[Document text]:
§

Paula Rego’s psychologically-charged and subversively-suggestive paintings are utterly unique and have won her a huge and appreciative audience from all artistic camps, from Charles Saatchi, who is one of her keenest patrons and admirers, to the trustees of the National Gallery who made her the first artist in residence in 1990 and commissioned her to paint an enormous mural, Crivelli’s Garden, for its restaurant.
Now in her late 60s, Rego is far too playful and unpredictable to assume the mantle of grande dame, but she is also no naïf. Her paintings—and they are paintings, even though she has worked solely in pastel since 1994—are complex, multi-referential and highly sophisticated.
In the spirit of the Surrealist artists she loves, and infused with the carnivalesque culture of her native Portugal, anything and everything is possible in the work of this mistress of the skewed narrative, while at the same time utterly plausible, thanks to her rigourous pictorial judgement and precision. This is an artist who refuses to rest on any kind of laurels, but who tirelessly stretches her art to pose new challenges for herself and the viewer.
The Art Newspaper: A major part of this new show is based around the story of Jane Eyre, what brought you to the story?
Paula Rego: It’s the best story of all time! I came to Jane Eyre through that wonderful book The Wide Sargasso Sea (1966) by Jean Rhys. In Rhys’s book the woman is always the victim, which irritates you in the end. The thing about Jane Eyre is that she’s not a victim, she’s so resourceful and she looks after herself really well. The others treat her so badly, really, so badly.

§

[What the task requires]: In the article on Paula Rego, why does her work remain believable even though "anything and everything is possible" in it? Answer in one to three sentences. The material that comes next has no connection to the article on Paula Rego.

§

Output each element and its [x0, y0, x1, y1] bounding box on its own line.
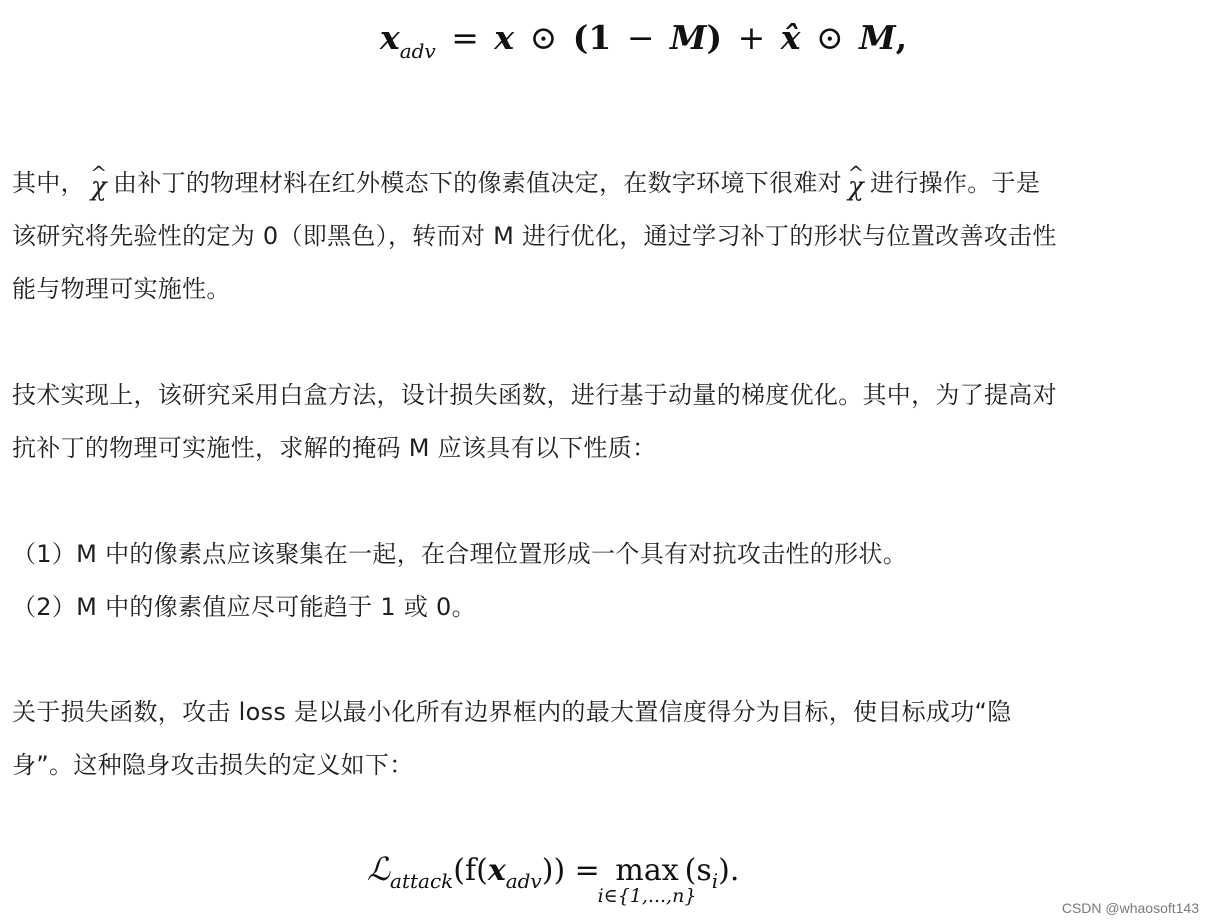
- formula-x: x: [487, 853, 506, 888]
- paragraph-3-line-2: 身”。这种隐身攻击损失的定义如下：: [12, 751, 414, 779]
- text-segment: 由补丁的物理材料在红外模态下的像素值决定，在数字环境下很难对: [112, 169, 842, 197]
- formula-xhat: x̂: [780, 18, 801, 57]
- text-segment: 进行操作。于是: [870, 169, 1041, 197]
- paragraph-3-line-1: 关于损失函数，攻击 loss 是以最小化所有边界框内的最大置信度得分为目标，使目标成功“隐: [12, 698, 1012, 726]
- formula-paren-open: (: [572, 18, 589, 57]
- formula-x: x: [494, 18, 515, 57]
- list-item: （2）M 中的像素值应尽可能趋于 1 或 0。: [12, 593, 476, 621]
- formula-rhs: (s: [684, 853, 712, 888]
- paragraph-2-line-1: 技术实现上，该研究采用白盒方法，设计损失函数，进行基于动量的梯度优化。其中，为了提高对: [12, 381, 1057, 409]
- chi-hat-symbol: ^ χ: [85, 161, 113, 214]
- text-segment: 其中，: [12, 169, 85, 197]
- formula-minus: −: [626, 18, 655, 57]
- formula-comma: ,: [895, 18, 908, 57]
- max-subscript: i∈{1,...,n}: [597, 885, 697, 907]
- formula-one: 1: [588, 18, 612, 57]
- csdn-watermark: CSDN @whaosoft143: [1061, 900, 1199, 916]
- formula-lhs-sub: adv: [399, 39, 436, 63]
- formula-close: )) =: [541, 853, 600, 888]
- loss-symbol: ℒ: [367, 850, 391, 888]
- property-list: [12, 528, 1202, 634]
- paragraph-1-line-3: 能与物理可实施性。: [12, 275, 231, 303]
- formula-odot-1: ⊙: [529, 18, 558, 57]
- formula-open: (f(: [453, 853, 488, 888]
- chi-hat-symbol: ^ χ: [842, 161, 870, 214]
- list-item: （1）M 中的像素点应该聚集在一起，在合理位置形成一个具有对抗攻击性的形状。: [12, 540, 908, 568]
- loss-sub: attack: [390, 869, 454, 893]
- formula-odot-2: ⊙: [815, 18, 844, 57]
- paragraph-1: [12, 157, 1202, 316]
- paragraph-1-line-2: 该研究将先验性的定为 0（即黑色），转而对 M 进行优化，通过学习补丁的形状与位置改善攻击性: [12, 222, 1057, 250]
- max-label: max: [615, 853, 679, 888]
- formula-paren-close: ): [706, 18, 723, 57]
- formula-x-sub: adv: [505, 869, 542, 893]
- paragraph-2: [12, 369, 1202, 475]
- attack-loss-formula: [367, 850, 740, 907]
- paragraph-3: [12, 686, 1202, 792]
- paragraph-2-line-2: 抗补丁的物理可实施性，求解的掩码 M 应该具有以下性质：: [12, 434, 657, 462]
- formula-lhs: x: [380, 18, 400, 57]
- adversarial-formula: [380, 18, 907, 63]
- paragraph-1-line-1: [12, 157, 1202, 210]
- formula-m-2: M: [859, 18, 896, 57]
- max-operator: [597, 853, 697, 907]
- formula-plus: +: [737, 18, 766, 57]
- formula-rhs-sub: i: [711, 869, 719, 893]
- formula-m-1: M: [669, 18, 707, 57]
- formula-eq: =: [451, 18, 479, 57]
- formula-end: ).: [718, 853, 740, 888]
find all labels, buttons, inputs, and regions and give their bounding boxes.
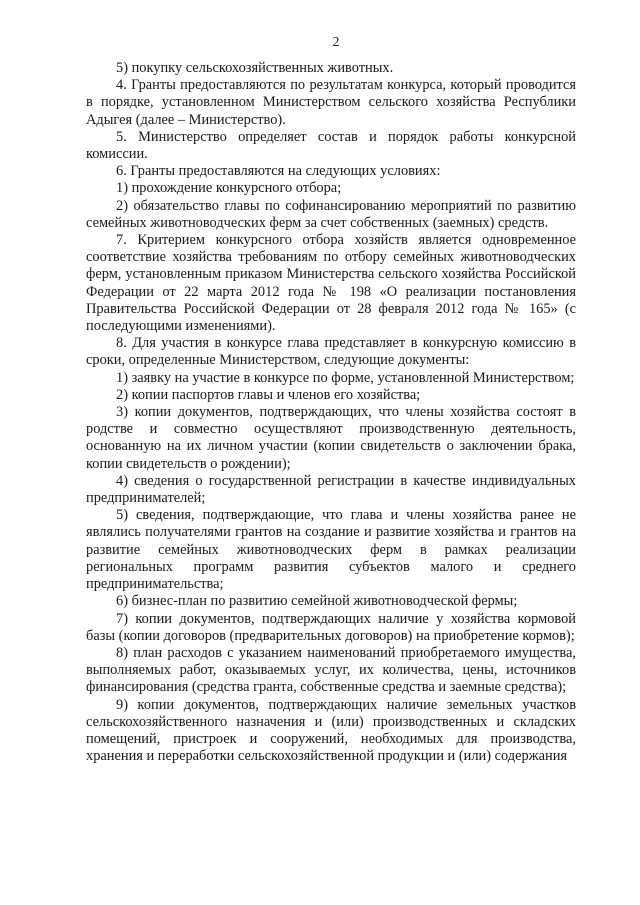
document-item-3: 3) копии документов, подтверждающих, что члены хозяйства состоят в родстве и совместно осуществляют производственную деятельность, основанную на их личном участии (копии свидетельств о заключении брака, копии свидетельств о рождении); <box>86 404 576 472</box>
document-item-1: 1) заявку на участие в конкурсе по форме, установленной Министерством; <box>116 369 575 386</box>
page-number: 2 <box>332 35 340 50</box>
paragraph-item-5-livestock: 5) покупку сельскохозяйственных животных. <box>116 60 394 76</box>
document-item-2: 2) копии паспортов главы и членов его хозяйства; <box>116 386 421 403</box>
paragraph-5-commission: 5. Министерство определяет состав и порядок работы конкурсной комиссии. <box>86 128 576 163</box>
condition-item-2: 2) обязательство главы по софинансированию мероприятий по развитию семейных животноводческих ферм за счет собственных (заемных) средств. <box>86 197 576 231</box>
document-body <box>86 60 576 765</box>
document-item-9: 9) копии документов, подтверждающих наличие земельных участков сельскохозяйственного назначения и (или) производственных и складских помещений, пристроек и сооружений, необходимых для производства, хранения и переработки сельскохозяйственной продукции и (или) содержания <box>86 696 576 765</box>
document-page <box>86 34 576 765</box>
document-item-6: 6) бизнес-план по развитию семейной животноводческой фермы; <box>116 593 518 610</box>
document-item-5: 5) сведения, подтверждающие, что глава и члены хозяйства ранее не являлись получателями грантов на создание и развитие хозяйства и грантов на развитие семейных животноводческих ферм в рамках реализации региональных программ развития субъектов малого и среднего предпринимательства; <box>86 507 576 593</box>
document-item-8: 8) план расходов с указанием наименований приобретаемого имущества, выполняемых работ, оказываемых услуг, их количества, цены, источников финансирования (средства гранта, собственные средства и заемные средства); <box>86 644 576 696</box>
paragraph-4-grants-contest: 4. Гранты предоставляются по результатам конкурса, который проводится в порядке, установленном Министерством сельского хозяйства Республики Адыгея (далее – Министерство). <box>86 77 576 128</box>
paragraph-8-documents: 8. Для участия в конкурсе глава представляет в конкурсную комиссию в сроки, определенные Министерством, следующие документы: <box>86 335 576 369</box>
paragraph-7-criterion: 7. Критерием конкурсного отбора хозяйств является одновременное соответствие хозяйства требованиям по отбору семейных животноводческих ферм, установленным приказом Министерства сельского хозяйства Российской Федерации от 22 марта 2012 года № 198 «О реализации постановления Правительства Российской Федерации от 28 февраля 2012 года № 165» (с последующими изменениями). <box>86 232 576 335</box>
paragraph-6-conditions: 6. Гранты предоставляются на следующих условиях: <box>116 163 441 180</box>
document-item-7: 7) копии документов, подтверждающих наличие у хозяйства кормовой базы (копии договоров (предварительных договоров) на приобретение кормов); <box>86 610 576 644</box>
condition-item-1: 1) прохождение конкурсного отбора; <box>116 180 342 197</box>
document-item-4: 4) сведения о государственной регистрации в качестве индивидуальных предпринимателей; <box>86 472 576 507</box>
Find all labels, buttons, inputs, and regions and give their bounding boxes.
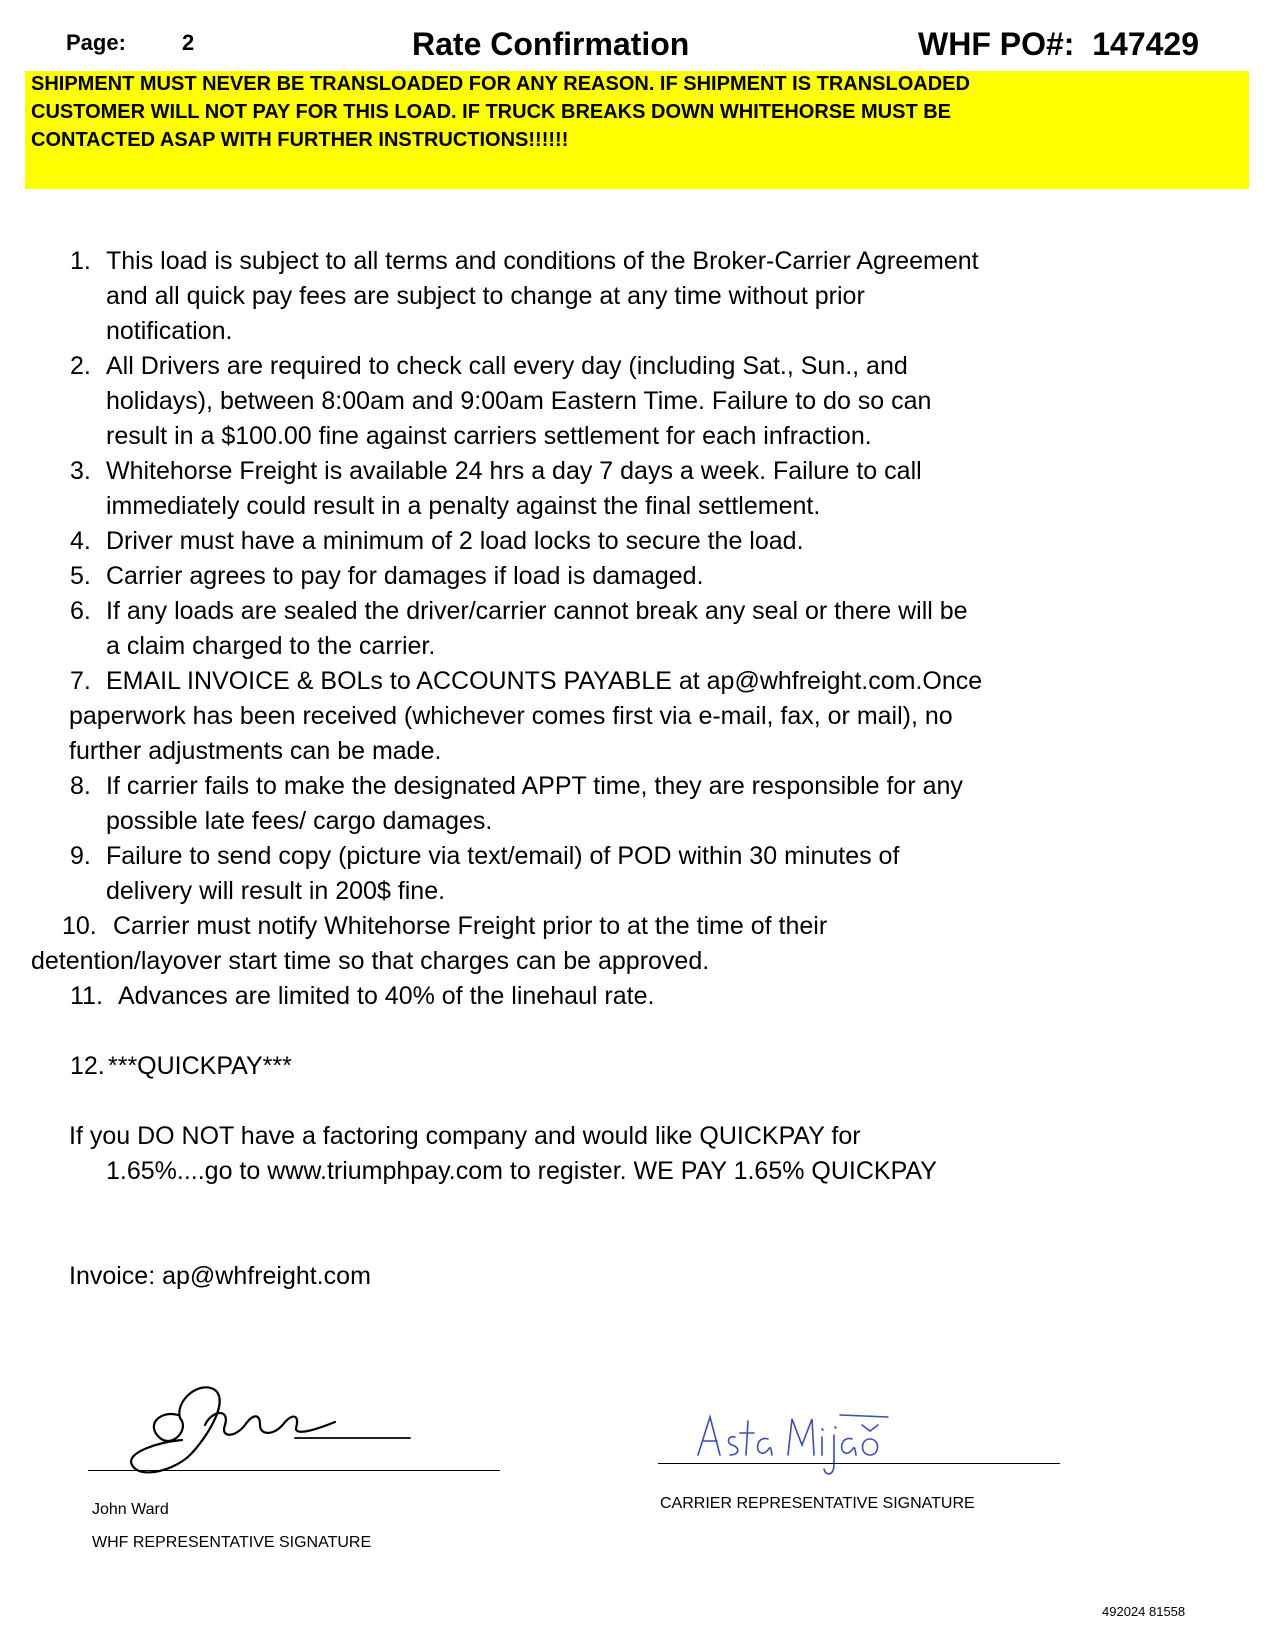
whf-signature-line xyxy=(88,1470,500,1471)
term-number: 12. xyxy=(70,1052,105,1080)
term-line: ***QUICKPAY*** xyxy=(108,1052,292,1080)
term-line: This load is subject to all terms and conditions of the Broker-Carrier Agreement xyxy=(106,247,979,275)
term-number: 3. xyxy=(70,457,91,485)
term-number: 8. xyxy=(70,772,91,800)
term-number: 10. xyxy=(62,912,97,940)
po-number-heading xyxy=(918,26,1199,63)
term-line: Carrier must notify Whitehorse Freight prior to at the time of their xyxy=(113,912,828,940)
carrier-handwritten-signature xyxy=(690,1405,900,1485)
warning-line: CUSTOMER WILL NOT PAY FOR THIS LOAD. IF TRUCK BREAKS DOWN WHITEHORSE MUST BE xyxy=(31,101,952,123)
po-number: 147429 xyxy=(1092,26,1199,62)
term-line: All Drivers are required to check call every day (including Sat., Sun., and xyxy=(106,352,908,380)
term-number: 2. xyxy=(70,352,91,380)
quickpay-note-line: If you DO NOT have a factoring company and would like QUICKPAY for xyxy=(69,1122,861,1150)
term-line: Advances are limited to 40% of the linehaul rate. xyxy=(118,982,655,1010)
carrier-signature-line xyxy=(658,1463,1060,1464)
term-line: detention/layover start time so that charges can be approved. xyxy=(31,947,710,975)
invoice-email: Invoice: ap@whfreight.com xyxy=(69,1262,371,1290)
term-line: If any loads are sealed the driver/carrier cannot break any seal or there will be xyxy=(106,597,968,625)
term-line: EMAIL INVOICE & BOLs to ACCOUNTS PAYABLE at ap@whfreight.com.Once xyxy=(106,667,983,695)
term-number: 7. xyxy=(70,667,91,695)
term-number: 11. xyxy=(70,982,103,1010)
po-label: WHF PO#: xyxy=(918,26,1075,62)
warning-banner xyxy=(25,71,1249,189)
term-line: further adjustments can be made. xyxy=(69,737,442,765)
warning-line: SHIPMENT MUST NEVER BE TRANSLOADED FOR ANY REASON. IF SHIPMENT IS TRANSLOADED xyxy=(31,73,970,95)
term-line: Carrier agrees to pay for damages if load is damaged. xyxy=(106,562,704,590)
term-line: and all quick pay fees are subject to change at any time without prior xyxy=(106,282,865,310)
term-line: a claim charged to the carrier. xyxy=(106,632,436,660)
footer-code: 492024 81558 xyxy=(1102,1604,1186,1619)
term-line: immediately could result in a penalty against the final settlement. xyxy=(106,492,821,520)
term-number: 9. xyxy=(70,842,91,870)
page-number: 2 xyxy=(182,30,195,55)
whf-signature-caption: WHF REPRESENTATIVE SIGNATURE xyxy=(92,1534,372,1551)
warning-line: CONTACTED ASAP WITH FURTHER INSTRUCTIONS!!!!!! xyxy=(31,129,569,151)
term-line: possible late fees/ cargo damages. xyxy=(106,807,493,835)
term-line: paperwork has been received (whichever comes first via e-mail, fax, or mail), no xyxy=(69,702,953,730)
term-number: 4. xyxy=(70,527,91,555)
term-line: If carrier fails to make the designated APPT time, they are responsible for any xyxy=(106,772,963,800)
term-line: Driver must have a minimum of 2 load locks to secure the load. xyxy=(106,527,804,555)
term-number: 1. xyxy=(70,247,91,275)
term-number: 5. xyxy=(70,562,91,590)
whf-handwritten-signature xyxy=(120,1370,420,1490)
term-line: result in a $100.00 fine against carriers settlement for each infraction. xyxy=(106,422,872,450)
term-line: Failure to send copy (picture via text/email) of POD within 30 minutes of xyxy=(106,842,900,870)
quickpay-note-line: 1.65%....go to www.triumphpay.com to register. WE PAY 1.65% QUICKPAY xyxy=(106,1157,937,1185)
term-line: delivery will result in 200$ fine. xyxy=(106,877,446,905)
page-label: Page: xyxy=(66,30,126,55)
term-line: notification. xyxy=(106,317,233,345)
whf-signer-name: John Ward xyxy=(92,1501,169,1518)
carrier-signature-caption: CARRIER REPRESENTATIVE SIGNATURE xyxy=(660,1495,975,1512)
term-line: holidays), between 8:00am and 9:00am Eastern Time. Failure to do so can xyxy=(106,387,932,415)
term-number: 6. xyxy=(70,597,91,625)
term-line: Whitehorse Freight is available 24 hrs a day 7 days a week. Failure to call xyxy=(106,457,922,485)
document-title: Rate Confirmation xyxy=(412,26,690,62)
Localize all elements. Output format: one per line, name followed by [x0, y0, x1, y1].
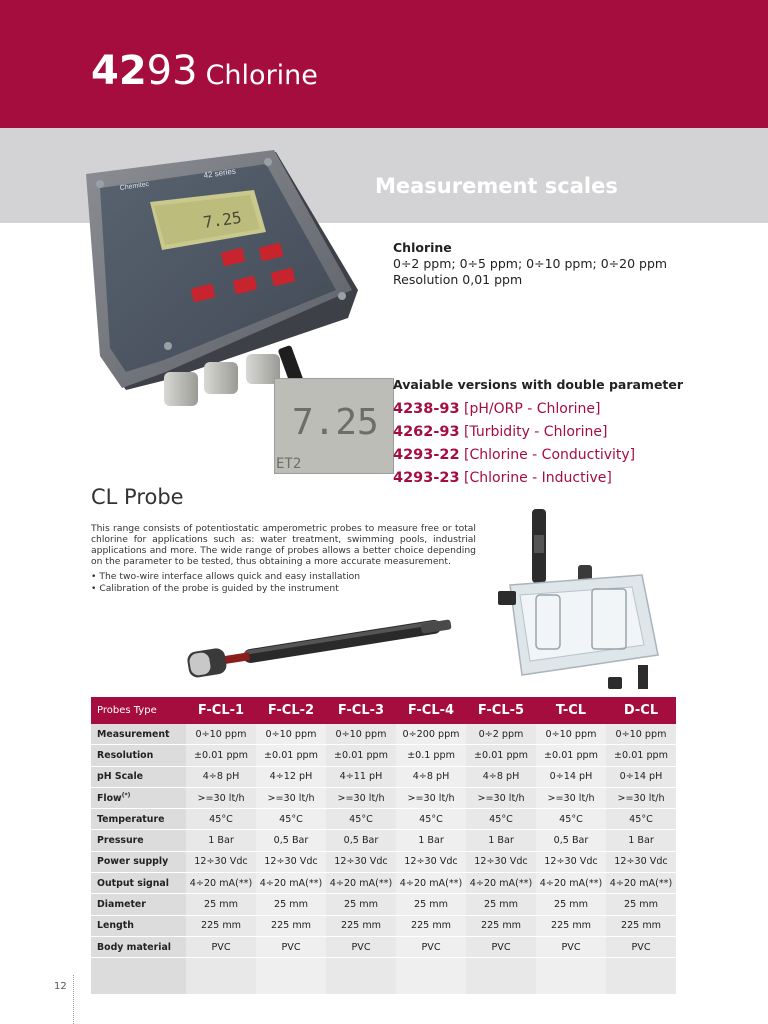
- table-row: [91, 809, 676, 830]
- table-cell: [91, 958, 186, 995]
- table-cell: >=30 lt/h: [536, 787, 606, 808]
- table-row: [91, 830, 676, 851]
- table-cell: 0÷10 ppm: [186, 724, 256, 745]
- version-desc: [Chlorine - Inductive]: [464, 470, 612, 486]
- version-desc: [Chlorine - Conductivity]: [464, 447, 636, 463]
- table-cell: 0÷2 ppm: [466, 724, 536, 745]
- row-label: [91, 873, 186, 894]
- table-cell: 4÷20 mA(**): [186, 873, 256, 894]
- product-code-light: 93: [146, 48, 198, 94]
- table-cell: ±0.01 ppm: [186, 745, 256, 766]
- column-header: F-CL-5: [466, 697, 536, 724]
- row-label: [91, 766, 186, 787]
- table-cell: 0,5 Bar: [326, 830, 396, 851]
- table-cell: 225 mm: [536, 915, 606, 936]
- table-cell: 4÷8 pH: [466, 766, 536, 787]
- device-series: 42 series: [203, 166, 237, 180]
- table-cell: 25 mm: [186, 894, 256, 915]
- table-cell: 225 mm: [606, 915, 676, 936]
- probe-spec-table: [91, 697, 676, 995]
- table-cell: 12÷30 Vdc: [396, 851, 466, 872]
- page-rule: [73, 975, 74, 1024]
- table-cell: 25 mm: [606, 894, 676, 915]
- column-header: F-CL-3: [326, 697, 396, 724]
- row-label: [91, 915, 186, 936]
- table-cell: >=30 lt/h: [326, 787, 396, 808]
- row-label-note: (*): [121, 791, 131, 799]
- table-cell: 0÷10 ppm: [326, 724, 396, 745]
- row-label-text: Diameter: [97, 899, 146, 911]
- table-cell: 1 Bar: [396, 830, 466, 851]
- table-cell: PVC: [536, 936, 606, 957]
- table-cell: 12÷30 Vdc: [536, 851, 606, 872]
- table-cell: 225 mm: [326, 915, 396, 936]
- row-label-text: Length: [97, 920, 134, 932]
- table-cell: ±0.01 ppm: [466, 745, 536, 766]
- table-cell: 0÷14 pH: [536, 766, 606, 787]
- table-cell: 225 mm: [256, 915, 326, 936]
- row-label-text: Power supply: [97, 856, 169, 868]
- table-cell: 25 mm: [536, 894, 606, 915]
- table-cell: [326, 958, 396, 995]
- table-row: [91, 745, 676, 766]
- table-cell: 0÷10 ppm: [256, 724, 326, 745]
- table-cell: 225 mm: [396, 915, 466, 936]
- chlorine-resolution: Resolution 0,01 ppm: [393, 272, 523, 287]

§

[Response to the task]: Her work stays completely plausible because of her rigorous pictorial judgment and precision.